• Passage to read:
Unfortunately, some people will have to deal with abusive sexual harassment at their place of employment. Sexual harassment often involves people that you encounter at work mistreating you or making you feel uncomfortable on the job because of your appearance, your perceived sexuality, or your gender or sex.
Learning how to identify the two primary categories of sexual harassment can help you take a stand against it in your workplace.
Quid pro quo sexual harassment
Quid pro quo is a Latin term that means one thing for another. It is often used to describe a reciprocal relationship, but it can also refer to inappropriate expectations from clients or managers at work.
In a sexual harassment scenario, quid pro quo harassment involves offering a reward or punishing a worker based on their compliance with sexual requests. Typically, the person committing quid pro quo sexual harassment will be in a position of workplace or financial authority.
A supervisor demanding sexual favors before they give someone a promotion or approve their annual raise is an example of quid pro quo harassment. Firing someone or cutting their number of scheduled hours after a rejection of inappropriate advances could also constitute quid pro quo sexual harassment.

• Exercise goal:
Carry on the passage about workplace sexual harassment, starting right after its final sentence.

• Dataset excerpts:
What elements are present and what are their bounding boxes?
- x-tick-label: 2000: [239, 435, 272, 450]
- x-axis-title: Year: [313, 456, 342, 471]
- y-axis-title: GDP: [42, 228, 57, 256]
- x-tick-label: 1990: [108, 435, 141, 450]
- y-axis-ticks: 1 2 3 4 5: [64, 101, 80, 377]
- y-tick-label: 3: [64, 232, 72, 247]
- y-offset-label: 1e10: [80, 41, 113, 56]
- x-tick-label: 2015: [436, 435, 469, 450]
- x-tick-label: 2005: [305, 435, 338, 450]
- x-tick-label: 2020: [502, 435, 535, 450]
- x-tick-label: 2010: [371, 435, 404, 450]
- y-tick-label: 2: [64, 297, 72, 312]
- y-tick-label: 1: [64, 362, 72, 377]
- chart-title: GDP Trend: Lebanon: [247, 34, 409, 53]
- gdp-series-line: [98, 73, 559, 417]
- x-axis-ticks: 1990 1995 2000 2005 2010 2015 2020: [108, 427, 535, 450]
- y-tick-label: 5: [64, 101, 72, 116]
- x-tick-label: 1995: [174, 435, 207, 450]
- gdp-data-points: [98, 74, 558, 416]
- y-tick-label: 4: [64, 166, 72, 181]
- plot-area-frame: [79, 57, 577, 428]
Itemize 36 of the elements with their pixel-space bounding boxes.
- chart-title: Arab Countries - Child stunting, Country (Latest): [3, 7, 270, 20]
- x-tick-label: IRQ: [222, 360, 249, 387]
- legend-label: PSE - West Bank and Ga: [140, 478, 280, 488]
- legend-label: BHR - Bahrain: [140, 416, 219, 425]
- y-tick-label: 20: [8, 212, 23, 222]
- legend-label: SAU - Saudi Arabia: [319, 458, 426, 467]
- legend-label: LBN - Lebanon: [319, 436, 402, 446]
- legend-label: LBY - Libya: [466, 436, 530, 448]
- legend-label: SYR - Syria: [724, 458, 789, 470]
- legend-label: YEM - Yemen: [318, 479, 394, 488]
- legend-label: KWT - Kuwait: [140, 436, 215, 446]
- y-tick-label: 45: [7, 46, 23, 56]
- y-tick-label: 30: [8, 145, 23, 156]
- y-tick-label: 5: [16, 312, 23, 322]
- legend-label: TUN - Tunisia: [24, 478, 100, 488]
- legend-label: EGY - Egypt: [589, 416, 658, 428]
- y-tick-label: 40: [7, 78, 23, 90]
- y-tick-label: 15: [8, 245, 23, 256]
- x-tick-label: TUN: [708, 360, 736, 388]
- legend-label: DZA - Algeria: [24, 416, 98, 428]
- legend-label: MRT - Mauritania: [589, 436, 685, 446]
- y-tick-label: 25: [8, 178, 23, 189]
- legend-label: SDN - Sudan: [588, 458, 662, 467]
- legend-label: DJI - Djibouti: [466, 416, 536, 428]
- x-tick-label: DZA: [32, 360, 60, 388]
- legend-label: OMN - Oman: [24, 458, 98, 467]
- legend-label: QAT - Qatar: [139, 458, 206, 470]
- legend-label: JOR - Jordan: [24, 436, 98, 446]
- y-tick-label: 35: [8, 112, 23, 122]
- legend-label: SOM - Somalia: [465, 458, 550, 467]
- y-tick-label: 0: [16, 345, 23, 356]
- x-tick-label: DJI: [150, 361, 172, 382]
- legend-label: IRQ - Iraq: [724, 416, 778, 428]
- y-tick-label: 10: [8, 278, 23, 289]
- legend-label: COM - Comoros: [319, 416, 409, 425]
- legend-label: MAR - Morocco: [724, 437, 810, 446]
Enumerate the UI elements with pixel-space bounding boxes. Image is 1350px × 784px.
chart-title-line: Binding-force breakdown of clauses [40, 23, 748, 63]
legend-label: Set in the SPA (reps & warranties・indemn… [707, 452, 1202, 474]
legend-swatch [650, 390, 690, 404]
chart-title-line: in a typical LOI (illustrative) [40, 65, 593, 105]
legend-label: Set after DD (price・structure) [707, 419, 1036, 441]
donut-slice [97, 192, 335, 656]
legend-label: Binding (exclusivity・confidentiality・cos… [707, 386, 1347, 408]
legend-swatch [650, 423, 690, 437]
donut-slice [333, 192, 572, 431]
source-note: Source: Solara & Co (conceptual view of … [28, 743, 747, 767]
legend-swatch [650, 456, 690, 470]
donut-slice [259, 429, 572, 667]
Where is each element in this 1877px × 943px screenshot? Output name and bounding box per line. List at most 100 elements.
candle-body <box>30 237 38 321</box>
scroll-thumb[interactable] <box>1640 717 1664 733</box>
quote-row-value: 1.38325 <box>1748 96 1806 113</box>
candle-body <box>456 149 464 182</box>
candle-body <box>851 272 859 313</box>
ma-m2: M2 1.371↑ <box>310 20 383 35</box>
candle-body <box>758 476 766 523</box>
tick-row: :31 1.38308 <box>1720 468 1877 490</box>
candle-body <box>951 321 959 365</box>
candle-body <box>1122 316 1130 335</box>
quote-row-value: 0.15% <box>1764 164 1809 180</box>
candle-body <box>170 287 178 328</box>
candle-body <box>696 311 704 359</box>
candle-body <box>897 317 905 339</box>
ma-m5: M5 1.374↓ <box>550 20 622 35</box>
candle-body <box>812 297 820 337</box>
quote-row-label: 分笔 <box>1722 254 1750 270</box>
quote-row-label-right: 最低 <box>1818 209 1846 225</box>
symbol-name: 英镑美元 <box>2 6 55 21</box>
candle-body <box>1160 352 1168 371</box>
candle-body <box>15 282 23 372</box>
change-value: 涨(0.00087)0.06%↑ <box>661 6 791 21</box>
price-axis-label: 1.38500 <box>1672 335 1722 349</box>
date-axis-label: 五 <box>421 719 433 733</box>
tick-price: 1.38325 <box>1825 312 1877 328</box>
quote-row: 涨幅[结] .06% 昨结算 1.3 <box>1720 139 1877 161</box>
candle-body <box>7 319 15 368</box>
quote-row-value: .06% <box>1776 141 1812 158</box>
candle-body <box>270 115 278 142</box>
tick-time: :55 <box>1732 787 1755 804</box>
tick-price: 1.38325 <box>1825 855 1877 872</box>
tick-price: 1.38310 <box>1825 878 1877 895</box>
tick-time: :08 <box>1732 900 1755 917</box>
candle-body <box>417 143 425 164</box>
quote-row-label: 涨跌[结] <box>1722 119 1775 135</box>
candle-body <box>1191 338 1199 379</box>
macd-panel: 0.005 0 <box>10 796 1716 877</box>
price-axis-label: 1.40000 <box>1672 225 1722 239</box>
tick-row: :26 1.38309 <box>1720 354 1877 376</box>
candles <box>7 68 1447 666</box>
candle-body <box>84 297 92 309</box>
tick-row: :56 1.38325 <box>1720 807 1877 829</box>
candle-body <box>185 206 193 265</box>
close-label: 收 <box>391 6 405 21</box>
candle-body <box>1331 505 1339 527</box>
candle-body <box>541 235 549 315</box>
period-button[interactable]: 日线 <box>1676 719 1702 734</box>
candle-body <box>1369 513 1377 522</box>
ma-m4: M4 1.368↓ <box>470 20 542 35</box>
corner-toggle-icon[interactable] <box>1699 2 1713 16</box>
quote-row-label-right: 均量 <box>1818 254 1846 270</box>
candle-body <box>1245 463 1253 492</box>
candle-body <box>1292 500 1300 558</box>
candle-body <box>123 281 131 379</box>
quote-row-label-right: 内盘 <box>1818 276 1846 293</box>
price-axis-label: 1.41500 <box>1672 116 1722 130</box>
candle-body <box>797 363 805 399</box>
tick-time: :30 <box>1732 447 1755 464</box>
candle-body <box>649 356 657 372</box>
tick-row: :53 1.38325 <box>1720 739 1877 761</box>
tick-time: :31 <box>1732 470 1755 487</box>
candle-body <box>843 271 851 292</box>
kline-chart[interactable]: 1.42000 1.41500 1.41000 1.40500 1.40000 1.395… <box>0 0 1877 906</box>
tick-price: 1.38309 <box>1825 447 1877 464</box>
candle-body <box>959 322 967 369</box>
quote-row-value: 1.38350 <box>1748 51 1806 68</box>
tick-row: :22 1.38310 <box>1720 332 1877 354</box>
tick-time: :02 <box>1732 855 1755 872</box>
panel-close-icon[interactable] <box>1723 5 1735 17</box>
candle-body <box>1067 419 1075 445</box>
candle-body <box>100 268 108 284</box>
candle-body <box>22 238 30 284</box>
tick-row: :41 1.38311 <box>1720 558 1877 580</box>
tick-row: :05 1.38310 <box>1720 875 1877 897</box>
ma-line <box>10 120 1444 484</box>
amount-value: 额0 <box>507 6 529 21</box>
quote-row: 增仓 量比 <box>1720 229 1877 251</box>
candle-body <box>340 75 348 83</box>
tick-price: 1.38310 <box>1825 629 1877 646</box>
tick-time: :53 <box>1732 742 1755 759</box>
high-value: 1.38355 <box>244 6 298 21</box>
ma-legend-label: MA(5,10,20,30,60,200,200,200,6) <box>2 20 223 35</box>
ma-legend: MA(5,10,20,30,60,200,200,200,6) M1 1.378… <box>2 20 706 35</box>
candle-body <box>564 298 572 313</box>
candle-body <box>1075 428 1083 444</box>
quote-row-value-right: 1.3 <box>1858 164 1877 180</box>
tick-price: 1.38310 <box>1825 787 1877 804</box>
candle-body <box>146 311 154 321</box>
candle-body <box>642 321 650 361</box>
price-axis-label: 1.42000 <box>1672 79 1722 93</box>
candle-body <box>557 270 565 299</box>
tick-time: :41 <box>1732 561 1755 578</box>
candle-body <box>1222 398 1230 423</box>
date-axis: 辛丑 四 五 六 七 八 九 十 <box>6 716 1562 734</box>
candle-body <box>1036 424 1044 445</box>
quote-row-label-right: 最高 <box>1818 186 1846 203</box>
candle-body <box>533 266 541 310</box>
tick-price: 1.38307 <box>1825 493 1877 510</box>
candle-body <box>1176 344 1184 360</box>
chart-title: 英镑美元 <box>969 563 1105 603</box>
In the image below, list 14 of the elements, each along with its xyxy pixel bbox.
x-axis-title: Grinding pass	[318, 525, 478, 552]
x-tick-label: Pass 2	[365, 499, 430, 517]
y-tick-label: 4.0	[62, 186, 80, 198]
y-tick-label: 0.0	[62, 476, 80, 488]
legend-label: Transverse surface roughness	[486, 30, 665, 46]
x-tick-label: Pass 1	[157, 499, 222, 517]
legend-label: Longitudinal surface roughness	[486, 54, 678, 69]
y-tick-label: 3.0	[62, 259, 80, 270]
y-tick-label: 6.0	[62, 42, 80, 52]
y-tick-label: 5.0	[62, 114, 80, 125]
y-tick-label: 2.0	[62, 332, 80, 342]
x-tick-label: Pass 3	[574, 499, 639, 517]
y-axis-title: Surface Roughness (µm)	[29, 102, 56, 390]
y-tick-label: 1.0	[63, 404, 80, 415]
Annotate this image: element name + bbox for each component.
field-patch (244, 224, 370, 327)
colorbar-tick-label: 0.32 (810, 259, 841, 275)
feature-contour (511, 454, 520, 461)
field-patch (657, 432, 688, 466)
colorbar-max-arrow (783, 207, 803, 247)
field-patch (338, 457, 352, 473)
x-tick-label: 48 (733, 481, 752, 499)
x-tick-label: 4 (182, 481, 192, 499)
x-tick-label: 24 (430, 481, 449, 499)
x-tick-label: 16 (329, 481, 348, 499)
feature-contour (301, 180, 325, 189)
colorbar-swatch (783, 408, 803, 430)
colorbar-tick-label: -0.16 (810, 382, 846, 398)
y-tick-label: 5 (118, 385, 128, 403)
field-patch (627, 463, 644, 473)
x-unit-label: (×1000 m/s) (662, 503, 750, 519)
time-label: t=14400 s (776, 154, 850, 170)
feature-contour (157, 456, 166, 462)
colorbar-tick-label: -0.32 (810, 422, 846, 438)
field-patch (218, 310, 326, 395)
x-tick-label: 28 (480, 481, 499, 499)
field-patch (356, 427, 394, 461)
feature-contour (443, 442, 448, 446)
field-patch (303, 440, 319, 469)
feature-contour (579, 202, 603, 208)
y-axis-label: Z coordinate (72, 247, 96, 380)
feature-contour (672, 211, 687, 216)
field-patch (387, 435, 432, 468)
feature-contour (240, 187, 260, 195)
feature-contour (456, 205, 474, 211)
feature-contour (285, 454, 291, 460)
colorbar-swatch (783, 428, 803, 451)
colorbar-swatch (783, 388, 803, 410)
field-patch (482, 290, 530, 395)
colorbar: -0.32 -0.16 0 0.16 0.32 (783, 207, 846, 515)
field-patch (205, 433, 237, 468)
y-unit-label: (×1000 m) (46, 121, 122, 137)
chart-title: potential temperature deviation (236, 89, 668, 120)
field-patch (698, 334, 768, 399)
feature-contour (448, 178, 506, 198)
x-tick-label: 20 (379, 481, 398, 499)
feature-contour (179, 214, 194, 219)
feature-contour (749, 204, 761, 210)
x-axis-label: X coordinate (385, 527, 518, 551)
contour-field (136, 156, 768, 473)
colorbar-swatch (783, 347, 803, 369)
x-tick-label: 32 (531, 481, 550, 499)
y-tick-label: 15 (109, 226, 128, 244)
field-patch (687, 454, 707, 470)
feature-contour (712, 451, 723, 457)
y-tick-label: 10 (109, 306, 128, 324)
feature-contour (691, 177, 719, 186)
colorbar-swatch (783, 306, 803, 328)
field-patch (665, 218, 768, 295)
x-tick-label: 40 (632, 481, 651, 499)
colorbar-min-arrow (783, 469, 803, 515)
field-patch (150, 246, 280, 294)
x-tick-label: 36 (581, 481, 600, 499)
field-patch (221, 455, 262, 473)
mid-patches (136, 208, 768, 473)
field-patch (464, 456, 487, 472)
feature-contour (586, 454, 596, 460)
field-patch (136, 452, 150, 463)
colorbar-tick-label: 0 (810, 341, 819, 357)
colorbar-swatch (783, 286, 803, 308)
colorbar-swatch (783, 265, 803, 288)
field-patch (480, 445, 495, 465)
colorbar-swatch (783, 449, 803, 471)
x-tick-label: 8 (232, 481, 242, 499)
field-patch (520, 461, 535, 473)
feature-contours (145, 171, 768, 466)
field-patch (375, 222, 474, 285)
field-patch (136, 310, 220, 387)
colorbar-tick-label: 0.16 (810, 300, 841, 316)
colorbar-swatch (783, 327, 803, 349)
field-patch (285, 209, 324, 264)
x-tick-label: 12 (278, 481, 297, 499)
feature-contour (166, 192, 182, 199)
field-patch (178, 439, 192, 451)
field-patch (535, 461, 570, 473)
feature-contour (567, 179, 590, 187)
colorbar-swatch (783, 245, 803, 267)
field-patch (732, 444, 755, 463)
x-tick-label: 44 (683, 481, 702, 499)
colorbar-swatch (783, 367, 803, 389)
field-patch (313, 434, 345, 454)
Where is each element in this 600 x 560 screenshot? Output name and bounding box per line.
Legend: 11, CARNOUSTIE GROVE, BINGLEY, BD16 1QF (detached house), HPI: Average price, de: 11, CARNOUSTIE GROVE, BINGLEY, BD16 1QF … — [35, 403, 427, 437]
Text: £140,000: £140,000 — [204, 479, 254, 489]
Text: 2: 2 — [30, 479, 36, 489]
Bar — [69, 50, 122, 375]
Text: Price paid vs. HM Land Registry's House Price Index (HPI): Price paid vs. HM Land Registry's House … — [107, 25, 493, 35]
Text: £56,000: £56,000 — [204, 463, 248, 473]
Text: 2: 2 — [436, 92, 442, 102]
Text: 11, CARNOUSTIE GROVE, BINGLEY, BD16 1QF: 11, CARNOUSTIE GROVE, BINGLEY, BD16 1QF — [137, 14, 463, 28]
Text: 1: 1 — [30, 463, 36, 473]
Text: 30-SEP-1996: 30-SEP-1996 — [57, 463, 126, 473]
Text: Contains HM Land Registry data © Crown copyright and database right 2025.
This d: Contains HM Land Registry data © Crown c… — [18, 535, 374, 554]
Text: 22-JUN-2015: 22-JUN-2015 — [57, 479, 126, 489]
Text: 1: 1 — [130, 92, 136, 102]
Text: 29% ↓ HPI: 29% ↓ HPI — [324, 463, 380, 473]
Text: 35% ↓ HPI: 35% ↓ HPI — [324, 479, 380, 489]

• Result below:
Hostile work environment sexual harassment
A manager or co-worker does not have to have a sexual interest in another worker to sexually harass them. Creating a hostile work environment by making jokes at someone’s expense, sharing explicit materials that make them uncomfortable, or gossiping about their personal life could all be sexual harassment. Employers should intervene to stop employees from creating a workplace so hostile that it affects someone’s mental health or ability to safely do their job.
A hostile workplace claim could involve people of the same gender or sex as you who have no romantic interest in you whatsoever. A woman could sexually harass another woman by spreading rumors about her romantic history at work, thereby alienating her from all of her co-workers. If a worker speaks up and the abuse continues, then there may be grounds for a claim, especially if the business doesn’t take action.
Recognizing when flirting or joking crosses the line into sexual harassment can help you stand up for yourself and others at your place of work.